Below is a block of records; repeat all of them exactly.

======== DATA PROVIDED

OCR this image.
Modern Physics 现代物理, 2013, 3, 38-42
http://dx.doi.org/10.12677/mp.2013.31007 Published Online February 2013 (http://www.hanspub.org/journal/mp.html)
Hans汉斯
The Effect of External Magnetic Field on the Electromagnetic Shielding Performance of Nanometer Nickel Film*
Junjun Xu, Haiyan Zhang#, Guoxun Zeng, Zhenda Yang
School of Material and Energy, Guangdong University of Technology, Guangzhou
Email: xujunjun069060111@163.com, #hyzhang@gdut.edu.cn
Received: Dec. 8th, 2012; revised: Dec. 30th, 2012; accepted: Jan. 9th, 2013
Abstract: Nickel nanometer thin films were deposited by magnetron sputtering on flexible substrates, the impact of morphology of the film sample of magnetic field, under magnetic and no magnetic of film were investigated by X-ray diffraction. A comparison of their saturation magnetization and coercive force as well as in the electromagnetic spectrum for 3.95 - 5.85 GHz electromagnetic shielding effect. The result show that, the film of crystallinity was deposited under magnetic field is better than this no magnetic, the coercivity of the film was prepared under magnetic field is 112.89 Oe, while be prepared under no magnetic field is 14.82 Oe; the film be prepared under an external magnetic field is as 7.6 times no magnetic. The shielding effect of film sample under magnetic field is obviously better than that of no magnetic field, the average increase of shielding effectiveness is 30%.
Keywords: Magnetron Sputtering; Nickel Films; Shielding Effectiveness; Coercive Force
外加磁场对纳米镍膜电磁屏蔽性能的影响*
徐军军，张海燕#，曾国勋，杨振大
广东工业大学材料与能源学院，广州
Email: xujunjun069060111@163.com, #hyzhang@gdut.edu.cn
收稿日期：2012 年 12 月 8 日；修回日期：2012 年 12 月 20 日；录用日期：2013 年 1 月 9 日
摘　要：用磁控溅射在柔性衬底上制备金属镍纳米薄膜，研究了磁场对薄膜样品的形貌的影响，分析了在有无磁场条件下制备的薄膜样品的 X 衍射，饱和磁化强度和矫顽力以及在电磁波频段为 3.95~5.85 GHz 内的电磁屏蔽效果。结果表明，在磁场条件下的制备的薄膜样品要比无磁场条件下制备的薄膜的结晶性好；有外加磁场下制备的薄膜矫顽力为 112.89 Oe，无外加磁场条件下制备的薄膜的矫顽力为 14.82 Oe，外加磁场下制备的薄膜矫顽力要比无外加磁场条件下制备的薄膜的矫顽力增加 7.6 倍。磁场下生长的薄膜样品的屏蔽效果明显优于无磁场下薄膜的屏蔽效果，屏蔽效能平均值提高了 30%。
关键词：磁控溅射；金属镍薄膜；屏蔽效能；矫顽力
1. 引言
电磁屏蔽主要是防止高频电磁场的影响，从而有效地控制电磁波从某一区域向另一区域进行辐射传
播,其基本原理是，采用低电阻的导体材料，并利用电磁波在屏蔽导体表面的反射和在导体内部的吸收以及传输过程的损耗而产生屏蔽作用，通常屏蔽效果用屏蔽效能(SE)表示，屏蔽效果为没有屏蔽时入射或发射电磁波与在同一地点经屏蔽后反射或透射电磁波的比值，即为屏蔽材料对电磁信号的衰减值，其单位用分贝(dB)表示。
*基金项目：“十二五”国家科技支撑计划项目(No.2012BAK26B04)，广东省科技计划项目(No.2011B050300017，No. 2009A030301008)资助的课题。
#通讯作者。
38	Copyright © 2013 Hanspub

================

> _FINAL ANSWER_
OCR this image.
Modern Physics 现代物理, 2013, 3, 38-42
http://dx.doi.org/10.12677/mp.2013.31007 Published Online February 2013 (http://www.hanspub.org/journal/mp.html)
Hans汉斯
The Effect of External Magnetic Field on the Electromagnetic Shielding Performance of Nanometer Nickel Film*
Junjun Xu, Haiyan Zhang#, Guoxun Zeng, Zhenda Yang
School of Material and Energy, Guangdong University of Technology, Guangzhou
Email: xujunjun069060111@163.com, #hyzhang@gdut.edu.cn
Received: Dec. 8th, 2012; revised: Dec. 30th, 2012; accepted: Jan. 9th, 2013
Abstract: Nickel nanometer thin films were deposited by magnetron sputtering on flexible substrates, the impact of morphology of the film sample of magnetic field, under magnetic and no magnetic of film were investigated by X-ray diffraction. A comparison of their saturation magnetization and coercive force as well as in the electromagnetic spectrum for 3.95 - 5.85 GHz electromagnetic shielding effect. The result show that, the film of crystallinity was deposited under magnetic field is better than this no magnetic, the coercivity of the film was prepared under magnetic field is 112.89 Oe, while be prepared under no magnetic field is 14.82 Oe; the film be prepared under an external magnetic field is as 7.6 times no magnetic. The shielding effect of film sample under magnetic field is obviously better than that of no magnetic field, the average increase of shielding effectiveness is 30%.
Keywords: Magnetron Sputtering; Nickel Films; Shielding Effectiveness; Coercive Force
外加磁场对纳米镍膜电磁屏蔽性能的影响*
徐军军，张海燕#，曾国勋，杨振大
广东工业大学材料与能源学院，广州
Email: xujunjun069060111@163.com, #hyzhang@gdut.edu.cn
收稿日期：2012 年 12 月 8 日；修回日期：2012 年 12 月 20 日；录用日期：2013 年 1 月 9 日
摘　要：用磁控溅射在柔性衬底上制备金属镍纳米薄膜，研究了磁场对薄膜样品的形貌的影响，分析了在有无磁场条件下制备的薄膜样品的 X 衍射，饱和磁化强度和矫顽力以及在电磁波频段为 3.95~5.85 GHz 内的电磁屏蔽效果。结果表明，在磁场条件下的制备的薄膜样品要比无磁场条件下制备的薄膜的结晶性好；有外加磁场下制备的薄膜矫顽力为 112.89 Oe，无外加磁场条件下制备的薄膜的矫顽力为 14.82 Oe，外加磁场下制备的薄膜矫顽力要比无外加磁场条件下制备的薄膜的矫顽力增加 7.6 倍。磁场下生长的薄膜样品的屏蔽效果明显优于无磁场下薄膜的屏蔽效果，屏蔽效能平均值提高了 30%。
关键词：磁控溅射；金属镍薄膜；屏蔽效能；矫顽力
1. 引言
电磁屏蔽主要是防止高频电磁场的影响，从而有效地控制电磁波从某一区域向另一区域进行辐射传
播,其基本原理是，采用低电阻的导体材料，并利用电磁波在屏蔽导体表面的反射和在导体内部的吸收以及传输过程的损耗而产生屏蔽作用，通常屏蔽效果用屏蔽效能(SE)表示，屏蔽效果为没有屏蔽时入射或发射电磁波与在同一地点经屏蔽后反射或透射电磁波的比值，即为屏蔽材料对电磁信号的衰减值，其单位用分贝(dB)表示。
*基金项目：“十二五”国家科技支撑计划项目(No.2012BAK26B04)，广东省科技计划项目(No.2011B050300017，No. 2009A030301008)资助的课题。
#通讯作者。
38	Copyright © 2013 Hanspub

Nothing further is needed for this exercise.